__Set task__
Retype all of the material below word for word, leaving out the pictures.
# Start of Information shown
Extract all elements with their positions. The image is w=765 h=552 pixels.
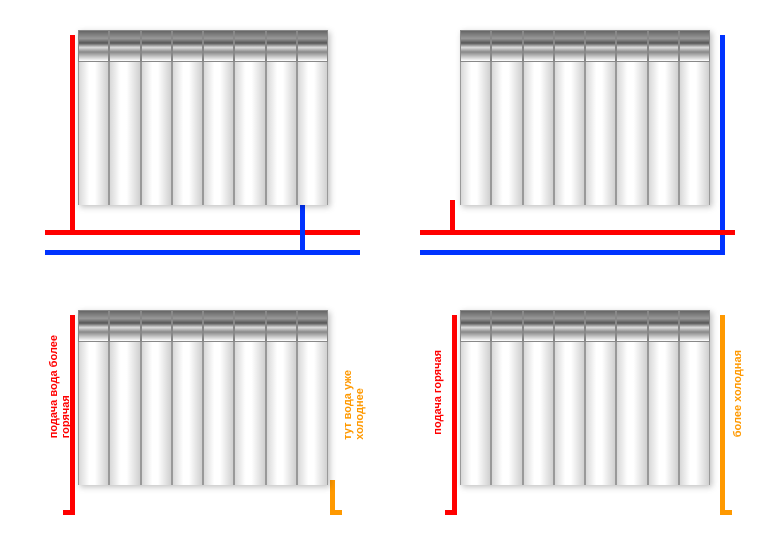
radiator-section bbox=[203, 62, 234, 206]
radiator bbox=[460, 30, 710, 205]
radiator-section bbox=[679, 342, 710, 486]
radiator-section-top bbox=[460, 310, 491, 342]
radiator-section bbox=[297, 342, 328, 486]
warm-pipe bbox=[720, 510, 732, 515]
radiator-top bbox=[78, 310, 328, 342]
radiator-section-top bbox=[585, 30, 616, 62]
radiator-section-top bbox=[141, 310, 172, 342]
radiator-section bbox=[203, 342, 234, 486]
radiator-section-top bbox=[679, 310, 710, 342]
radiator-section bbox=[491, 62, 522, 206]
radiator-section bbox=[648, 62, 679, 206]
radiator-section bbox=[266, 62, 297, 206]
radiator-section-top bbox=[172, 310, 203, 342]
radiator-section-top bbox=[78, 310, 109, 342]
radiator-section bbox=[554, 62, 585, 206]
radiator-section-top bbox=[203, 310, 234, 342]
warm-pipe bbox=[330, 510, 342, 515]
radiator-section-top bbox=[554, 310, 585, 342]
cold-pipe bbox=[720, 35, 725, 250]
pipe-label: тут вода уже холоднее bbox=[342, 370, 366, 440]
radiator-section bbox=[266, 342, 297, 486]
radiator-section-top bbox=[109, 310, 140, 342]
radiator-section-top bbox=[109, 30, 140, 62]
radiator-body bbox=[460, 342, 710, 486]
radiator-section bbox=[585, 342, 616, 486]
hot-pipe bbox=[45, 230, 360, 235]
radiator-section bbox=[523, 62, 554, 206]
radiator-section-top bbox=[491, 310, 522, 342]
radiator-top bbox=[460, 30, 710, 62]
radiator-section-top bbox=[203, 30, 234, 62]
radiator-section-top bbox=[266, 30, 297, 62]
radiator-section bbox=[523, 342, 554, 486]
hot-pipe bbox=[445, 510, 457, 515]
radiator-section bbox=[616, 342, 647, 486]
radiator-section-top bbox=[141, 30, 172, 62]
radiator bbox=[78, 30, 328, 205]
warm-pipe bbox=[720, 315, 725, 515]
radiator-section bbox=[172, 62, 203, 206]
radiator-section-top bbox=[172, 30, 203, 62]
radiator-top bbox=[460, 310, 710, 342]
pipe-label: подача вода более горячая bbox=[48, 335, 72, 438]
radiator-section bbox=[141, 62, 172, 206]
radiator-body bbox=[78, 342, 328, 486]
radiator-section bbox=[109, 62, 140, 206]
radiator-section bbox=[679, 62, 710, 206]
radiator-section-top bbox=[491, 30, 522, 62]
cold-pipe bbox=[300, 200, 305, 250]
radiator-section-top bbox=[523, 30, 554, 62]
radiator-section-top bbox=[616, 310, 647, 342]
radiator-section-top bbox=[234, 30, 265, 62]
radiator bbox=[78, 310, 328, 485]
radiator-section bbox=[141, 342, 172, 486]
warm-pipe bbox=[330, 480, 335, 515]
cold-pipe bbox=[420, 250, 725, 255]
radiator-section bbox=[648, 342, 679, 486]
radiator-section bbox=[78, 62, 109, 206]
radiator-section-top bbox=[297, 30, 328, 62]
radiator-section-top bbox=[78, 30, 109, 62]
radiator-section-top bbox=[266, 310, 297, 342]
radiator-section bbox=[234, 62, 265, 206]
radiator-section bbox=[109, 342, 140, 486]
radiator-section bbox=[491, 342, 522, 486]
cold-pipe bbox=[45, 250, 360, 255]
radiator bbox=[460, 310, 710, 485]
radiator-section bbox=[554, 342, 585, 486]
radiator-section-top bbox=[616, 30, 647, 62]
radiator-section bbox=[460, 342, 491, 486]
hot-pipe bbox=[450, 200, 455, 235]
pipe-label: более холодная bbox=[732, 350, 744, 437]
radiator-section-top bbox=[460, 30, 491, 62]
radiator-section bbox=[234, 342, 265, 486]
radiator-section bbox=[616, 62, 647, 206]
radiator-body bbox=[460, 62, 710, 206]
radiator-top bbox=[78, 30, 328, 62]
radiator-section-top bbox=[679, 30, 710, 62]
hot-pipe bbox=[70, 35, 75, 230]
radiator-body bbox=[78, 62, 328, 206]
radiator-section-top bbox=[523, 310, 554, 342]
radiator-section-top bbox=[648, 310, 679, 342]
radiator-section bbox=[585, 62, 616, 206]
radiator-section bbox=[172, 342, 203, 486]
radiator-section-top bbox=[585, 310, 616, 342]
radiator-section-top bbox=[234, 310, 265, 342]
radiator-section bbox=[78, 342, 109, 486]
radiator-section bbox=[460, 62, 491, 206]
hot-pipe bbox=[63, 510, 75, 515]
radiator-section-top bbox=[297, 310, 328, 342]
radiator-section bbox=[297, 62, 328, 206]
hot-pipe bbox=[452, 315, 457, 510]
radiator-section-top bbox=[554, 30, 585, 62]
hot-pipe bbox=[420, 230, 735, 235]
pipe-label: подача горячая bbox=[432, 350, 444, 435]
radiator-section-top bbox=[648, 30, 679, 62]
# End of Information shown
__Solved exercise__
Extract all elements with their positions. The image is w=765 h=552 pixels.
radiator-section bbox=[203, 62, 234, 206]
radiator bbox=[460, 30, 710, 205]
radiator-section bbox=[679, 342, 710, 486]
radiator-section-top bbox=[460, 310, 491, 342]
radiator-section bbox=[297, 342, 328, 486]
warm-pipe bbox=[720, 510, 732, 515]
radiator-top bbox=[78, 310, 328, 342]
radiator-section-top bbox=[585, 30, 616, 62]
radiator-section-top bbox=[141, 310, 172, 342]
radiator-section bbox=[203, 342, 234, 486]
radiator-section-top bbox=[679, 310, 710, 342]
radiator-section bbox=[491, 62, 522, 206]
radiator-section bbox=[648, 62, 679, 206]
radiator-section bbox=[266, 62, 297, 206]
radiator-section-top bbox=[172, 310, 203, 342]
radiator-section-top bbox=[78, 310, 109, 342]
radiator-section bbox=[554, 62, 585, 206]
radiator-section-top bbox=[203, 310, 234, 342]
warm-pipe bbox=[330, 510, 342, 515]
radiator-section-top bbox=[554, 310, 585, 342]
cold-pipe bbox=[720, 35, 725, 250]
pipe-label: тут вода уже холоднее bbox=[342, 370, 366, 440]
radiator-section bbox=[266, 342, 297, 486]
radiator-section-top bbox=[109, 310, 140, 342]
radiator-section-top bbox=[109, 30, 140, 62]
radiator-body bbox=[460, 342, 710, 486]
radiator-section bbox=[585, 342, 616, 486]
hot-pipe bbox=[45, 230, 360, 235]
radiator-section bbox=[523, 62, 554, 206]
radiator-section-top bbox=[491, 310, 522, 342]
radiator-top bbox=[460, 30, 710, 62]
radiator-section-top bbox=[203, 30, 234, 62]
radiator-section-top bbox=[266, 30, 297, 62]
radiator-section bbox=[523, 342, 554, 486]
hot-pipe bbox=[445, 510, 457, 515]
radiator-section bbox=[616, 342, 647, 486]
radiator-section-top bbox=[141, 30, 172, 62]
radiator bbox=[78, 30, 328, 205]
warm-pipe bbox=[720, 315, 725, 515]
radiator-section bbox=[172, 62, 203, 206]
radiator-section-top bbox=[172, 30, 203, 62]
radiator-top bbox=[460, 310, 710, 342]
pipe-label: подача вода более горячая bbox=[48, 335, 72, 438]
radiator-section bbox=[141, 62, 172, 206]
radiator-body bbox=[78, 342, 328, 486]
radiator-section bbox=[109, 62, 140, 206]
radiator-section bbox=[679, 62, 710, 206]
radiator-section-top bbox=[491, 30, 522, 62]
cold-pipe bbox=[300, 200, 305, 250]
radiator-section-top bbox=[523, 30, 554, 62]
radiator-section-top bbox=[616, 310, 647, 342]
radiator-section-top bbox=[234, 30, 265, 62]
radiator bbox=[78, 310, 328, 485]
radiator-section bbox=[141, 342, 172, 486]
warm-pipe bbox=[330, 480, 335, 515]
cold-pipe bbox=[420, 250, 725, 255]
radiator-section bbox=[648, 342, 679, 486]
radiator-section bbox=[78, 62, 109, 206]
radiator-section-top bbox=[297, 30, 328, 62]
radiator-section-top bbox=[78, 30, 109, 62]
radiator-section-top bbox=[266, 310, 297, 342]
radiator-section bbox=[234, 62, 265, 206]
radiator-section bbox=[109, 342, 140, 486]
radiator-section bbox=[491, 342, 522, 486]
cold-pipe bbox=[45, 250, 360, 255]
radiator bbox=[460, 310, 710, 485]
radiator-section bbox=[554, 342, 585, 486]
radiator-section-top bbox=[616, 30, 647, 62]
radiator-section bbox=[460, 342, 491, 486]
hot-pipe bbox=[450, 200, 455, 235]
pipe-label: более холодная bbox=[732, 350, 744, 437]
radiator-section-top bbox=[460, 30, 491, 62]
radiator-section bbox=[234, 342, 265, 486]
radiator-section bbox=[616, 62, 647, 206]
radiator-body bbox=[460, 62, 710, 206]
radiator-top bbox=[78, 30, 328, 62]
radiator-section-top bbox=[679, 30, 710, 62]
hot-pipe bbox=[70, 35, 75, 230]
radiator-body bbox=[78, 62, 328, 206]
radiator-section-top bbox=[523, 310, 554, 342]
radiator-section-top bbox=[648, 310, 679, 342]
radiator-section bbox=[585, 62, 616, 206]
radiator-section bbox=[172, 342, 203, 486]
radiator-section-top bbox=[585, 310, 616, 342]
radiator-section-top bbox=[234, 310, 265, 342]
radiator-section bbox=[78, 342, 109, 486]
radiator-section bbox=[460, 62, 491, 206]
hot-pipe bbox=[63, 510, 75, 515]
radiator-section-top bbox=[297, 310, 328, 342]
radiator-section bbox=[297, 62, 328, 206]
hot-pipe bbox=[452, 315, 457, 510]
radiator-section-top bbox=[554, 30, 585, 62]
hot-pipe bbox=[420, 230, 735, 235]
pipe-label: подача горячая bbox=[432, 350, 444, 435]
radiator-section-top bbox=[648, 30, 679, 62]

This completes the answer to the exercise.